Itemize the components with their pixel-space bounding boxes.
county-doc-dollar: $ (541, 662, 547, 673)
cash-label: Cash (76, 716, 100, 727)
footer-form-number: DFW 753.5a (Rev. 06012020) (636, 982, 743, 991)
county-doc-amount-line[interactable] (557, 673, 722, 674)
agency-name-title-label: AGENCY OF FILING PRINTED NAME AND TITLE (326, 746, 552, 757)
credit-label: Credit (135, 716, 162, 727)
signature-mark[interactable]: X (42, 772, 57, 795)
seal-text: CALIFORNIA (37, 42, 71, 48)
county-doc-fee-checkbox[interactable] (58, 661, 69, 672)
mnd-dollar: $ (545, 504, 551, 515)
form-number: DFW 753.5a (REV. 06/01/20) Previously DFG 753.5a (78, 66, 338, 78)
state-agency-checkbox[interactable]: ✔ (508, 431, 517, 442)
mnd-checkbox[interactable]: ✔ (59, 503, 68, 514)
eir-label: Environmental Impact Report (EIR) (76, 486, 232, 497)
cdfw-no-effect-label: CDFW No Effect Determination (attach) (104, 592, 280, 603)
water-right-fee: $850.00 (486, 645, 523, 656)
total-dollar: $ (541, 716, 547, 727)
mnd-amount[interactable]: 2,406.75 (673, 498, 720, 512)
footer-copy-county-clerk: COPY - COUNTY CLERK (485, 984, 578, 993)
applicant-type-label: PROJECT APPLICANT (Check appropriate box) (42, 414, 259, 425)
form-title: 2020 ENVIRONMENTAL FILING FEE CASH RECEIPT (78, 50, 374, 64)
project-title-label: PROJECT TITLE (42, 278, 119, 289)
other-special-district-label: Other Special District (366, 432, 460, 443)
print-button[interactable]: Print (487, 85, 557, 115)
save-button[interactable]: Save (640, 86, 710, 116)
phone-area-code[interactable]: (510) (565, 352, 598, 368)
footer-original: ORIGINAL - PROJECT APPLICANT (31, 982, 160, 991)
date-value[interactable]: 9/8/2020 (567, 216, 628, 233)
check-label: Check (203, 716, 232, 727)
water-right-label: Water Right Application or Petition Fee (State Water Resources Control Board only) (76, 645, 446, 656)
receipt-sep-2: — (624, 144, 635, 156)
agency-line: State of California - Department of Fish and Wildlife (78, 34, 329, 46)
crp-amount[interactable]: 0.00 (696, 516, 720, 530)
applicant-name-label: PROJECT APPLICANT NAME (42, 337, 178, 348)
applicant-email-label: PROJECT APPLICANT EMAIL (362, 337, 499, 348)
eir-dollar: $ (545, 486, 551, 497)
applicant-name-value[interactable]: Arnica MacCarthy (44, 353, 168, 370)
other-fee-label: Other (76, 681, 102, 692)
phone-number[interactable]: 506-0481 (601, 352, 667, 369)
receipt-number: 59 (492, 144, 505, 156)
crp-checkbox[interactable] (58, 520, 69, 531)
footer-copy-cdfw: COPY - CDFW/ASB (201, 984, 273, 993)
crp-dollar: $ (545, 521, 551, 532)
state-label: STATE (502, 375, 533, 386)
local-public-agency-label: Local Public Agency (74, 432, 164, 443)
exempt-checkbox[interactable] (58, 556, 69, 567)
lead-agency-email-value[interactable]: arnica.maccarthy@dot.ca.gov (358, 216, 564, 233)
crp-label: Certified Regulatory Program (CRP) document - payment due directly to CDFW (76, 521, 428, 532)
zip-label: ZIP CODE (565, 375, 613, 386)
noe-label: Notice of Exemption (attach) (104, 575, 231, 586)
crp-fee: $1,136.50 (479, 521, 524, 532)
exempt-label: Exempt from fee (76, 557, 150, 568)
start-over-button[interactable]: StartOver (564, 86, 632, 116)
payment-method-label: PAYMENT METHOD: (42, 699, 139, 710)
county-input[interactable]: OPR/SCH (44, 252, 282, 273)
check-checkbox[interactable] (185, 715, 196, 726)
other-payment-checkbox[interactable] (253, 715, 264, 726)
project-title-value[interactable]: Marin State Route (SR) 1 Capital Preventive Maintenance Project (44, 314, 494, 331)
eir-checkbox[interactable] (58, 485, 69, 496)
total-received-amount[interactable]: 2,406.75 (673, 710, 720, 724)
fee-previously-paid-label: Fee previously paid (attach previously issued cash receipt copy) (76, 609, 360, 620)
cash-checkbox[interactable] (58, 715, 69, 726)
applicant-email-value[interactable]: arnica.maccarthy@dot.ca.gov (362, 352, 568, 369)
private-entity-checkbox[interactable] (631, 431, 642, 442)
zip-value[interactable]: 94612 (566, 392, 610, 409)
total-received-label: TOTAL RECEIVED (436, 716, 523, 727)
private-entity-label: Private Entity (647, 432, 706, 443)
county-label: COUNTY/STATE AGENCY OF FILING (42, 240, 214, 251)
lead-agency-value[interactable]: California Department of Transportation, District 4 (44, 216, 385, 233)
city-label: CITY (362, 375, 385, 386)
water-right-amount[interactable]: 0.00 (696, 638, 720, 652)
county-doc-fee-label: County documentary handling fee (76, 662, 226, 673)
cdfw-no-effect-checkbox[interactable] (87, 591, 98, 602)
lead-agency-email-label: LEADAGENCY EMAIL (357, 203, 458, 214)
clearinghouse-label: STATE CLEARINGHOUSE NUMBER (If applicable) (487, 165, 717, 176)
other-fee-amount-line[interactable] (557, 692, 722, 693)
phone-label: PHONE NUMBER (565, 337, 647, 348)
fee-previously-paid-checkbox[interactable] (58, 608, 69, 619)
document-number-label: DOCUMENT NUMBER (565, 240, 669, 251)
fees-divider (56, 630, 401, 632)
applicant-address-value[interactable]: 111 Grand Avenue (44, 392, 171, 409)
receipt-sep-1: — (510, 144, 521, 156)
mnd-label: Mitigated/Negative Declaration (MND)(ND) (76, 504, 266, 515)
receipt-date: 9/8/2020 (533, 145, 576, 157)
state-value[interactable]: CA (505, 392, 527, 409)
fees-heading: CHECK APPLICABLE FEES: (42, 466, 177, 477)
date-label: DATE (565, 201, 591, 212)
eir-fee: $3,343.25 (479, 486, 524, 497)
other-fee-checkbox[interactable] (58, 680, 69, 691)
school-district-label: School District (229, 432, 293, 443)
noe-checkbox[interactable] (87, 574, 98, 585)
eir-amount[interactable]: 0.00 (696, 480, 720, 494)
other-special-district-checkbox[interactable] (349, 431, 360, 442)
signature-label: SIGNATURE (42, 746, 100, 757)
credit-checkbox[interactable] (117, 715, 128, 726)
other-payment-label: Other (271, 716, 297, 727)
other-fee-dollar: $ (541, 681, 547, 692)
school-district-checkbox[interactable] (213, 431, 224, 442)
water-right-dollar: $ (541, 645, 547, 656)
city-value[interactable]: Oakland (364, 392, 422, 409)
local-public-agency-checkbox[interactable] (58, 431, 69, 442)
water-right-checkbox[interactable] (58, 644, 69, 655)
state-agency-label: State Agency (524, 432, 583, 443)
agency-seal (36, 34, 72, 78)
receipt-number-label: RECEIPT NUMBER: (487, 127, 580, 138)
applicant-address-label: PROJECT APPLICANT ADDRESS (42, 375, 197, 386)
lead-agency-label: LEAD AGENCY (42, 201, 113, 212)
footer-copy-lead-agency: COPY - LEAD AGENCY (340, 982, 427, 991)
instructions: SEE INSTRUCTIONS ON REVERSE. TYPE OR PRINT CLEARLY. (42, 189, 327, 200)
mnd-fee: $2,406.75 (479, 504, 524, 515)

- [The problem] Please copy the material word for word, from its first line up to and including the line containing "total-dollar: $ (541, 716, 547, 727)".

- [Solution for this exercise]
Itemize the components with their pixel-space bounding boxes.
county-doc-dollar: $ (541, 662, 547, 673)
cash-label: Cash (76, 716, 100, 727)
footer-form-number: DFW 753.5a (Rev. 06012020) (636, 982, 743, 991)
county-doc-amount-line[interactable] (557, 673, 722, 674)
agency-name-title-label: AGENCY OF FILING PRINTED NAME AND TITLE (326, 746, 552, 757)
credit-label: Credit (135, 716, 162, 727)
signature-mark[interactable]: X (42, 772, 57, 795)
seal-text: CALIFORNIA (37, 42, 71, 48)
county-doc-fee-checkbox[interactable] (58, 661, 69, 672)
mnd-dollar: $ (545, 504, 551, 515)
form-number: DFW 753.5a (REV. 06/01/20) Previously DFG 753.5a (78, 66, 338, 78)
state-agency-checkbox[interactable]: ✔ (508, 431, 517, 442)
mnd-checkbox[interactable]: ✔ (59, 503, 68, 514)
eir-label: Environmental Impact Report (EIR) (76, 486, 232, 497)
cdfw-no-effect-label: CDFW No Effect Determination (attach) (104, 592, 280, 603)
water-right-fee: $850.00 (486, 645, 523, 656)
total-dollar: $ (541, 716, 547, 727)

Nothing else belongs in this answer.